■ Objective
Copy out each line exactly; pictures stay out of the copy.

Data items
## BEGIN

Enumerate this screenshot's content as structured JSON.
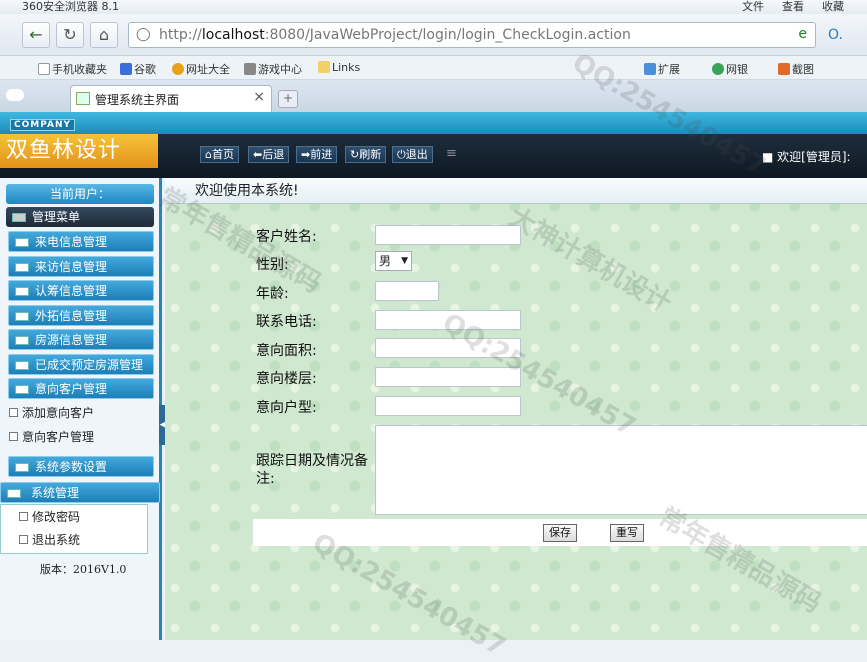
{
  "browser": {
    "title": "360安全浏览器 8.1",
    "menu": [
      "文件",
      "查看",
      "收藏"
    ],
    "url_prefix": "http://",
    "url_host": "localhost",
    "url_rest": ":8080/JavaWebProject/login/login_CheckLogin.action",
    "favorites": [
      "手机收藏夹",
      "谷歌",
      "网址大全",
      "游戏中心",
      "Links"
    ],
    "right_tools": [
      "扩展",
      "网银",
      "截图"
    ],
    "tab_label": "管理系统主界面"
  },
  "header": {
    "company": "COMPANY",
    "logo": "双鱼林设计",
    "buttons": [
      "首页",
      "后退",
      "前进",
      "刷新",
      "退出"
    ],
    "welcome": "欢迎[管理员]:"
  },
  "sidebar": {
    "current_user": "当前用户：",
    "menu_title": "管理菜单",
    "items": [
      "来电信息管理",
      "来访信息管理",
      "认筹信息管理",
      "外拓信息管理",
      "房源信息管理",
      "已成交预定房源管理",
      "意向客户管理"
    ],
    "subitems": [
      "添加意向客户",
      "意向客户管理"
    ],
    "params": "系统参数设置",
    "sys_title": "系统管理",
    "sys_items": [
      "修改密码",
      "退出系统"
    ],
    "version": "版本：2016V1.0"
  },
  "content": {
    "title": "欢迎使用本系统!",
    "labels": [
      "客户姓名:",
      "性别:",
      "年龄:",
      "联系电话:",
      "意向面积:",
      "意向楼层:",
      "意向户型:"
    ],
    "gender_value": "男",
    "notes_label": "跟踪日期及情况备注:",
    "save": "保存",
    "reset": "重写"
  },
  "watermarks": [
    "大神计算机设计",
    "QQ:254540457",
    "常年售精品源码"
  ]
}
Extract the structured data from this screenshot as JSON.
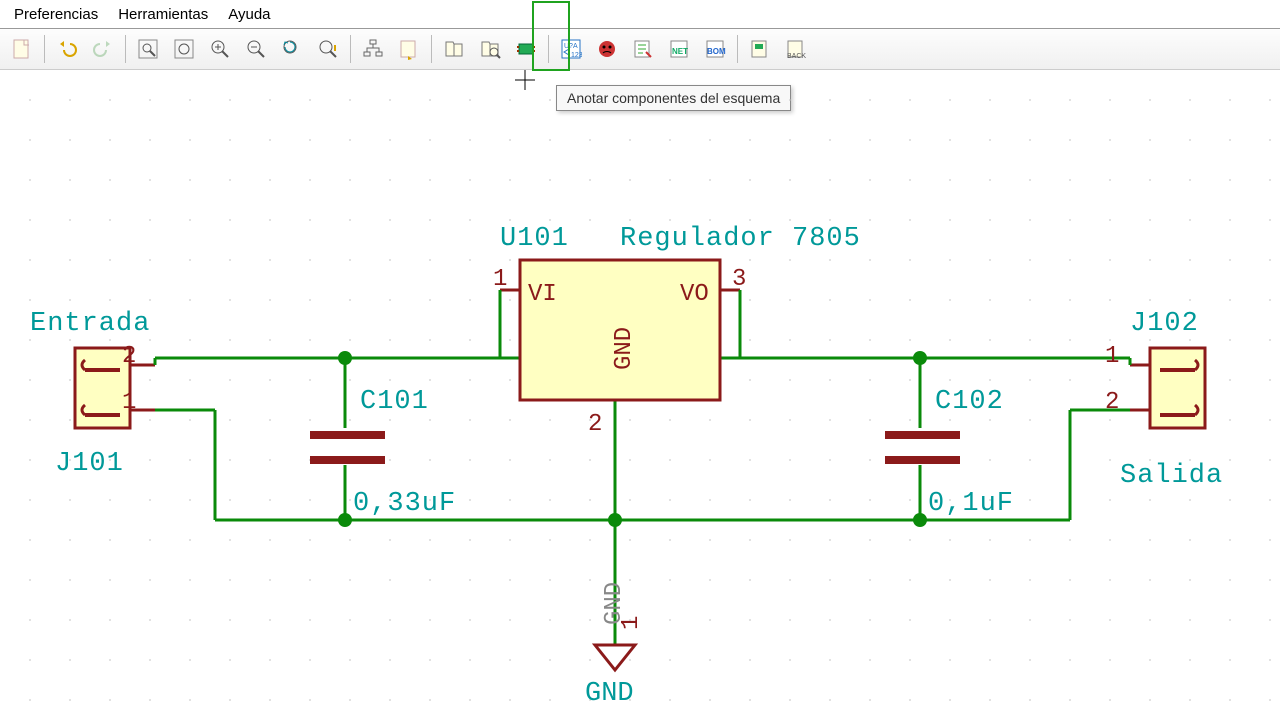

## END

■ Answer below
Enumerate this screenshot's content as structured JSON.
{
  "browser": {
    "title": "360安全浏览器 8.1",
    "menu": [
      "文件",
      "查看",
      "收藏"
    ],
    "url_prefix": "http://",
    "url_host": "localhost",
    "url_rest": ":8080/JavaWebProject/login/login_CheckLogin.action",
    "favorites": [
      "手机收藏夹",
      "谷歌",
      "网址大全",
      "游戏中心",
      "Links"
    ],
    "right_tools": [
      "扩展",
      "网银",
      "截图"
    ],
    "tab_label": "管理系统主界面"
  },
  "header": {
    "company": "COMPANY",
    "logo": "双鱼林设计",
    "buttons": [
      "首页",
      "后退",
      "前进",
      "刷新",
      "退出"
    ],
    "welcome": "欢迎[管理员]:"
  },
  "sidebar": {
    "current_user": "当前用户：",
    "menu_title": "管理菜单",
    "items": [
      "来电信息管理",
      "来访信息管理",
      "认筹信息管理",
      "外拓信息管理",
      "房源信息管理",
      "已成交预定房源管理",
      "意向客户管理"
    ],
    "subitems": [
      "添加意向客户",
      "意向客户管理"
    ],
    "params": "系统参数设置",
    "sys_title": "系统管理",
    "sys_items": [
      "修改密码",
      "退出系统"
    ],
    "version": "版本：2016V1.0"
  },
  "content": {
    "title": "欢迎使用本系统!",
    "labels": [
      "客户姓名:",
      "性别:",
      "年龄:",
      "联系电话:",
      "意向面积:",
      "意向楼层:",
      "意向户型:"
    ],
    "gender_value": "男",
    "notes_label": "跟踪日期及情况备注:",
    "save": "保存",
    "reset": "重写"
  },
  "watermarks": [
    "大神计算机设计",
    "QQ:254540457",
    "常年售精品源码"
  ]
}
Extract the structured data from this screenshot as JSON.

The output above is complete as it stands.